WHAT THE EXERCISE ASKS:
Check each line of the listing, and copy it if it contains the word "arrow".

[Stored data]

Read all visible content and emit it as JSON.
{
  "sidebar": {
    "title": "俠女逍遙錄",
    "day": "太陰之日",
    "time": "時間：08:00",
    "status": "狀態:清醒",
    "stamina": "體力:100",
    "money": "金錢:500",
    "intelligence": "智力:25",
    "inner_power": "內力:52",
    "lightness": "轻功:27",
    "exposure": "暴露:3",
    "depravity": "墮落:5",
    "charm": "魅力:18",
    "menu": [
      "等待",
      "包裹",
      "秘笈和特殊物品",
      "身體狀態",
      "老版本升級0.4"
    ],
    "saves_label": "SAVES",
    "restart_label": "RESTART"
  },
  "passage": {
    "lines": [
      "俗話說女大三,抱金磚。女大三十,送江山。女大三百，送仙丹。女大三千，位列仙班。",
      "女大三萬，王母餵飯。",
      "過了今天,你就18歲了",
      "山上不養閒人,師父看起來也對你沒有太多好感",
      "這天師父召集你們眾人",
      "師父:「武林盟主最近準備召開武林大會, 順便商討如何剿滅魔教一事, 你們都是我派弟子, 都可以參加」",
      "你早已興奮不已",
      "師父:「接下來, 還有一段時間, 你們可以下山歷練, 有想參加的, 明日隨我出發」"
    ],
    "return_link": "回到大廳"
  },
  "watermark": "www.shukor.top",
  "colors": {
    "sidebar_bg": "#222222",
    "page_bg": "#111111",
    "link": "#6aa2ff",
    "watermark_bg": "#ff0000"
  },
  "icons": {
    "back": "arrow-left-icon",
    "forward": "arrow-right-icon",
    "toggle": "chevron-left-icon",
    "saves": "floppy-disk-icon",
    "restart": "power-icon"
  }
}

EXPECTED OUTPUT:
    "back": "arrow-left-icon",
    "forward": "arrow-right-icon",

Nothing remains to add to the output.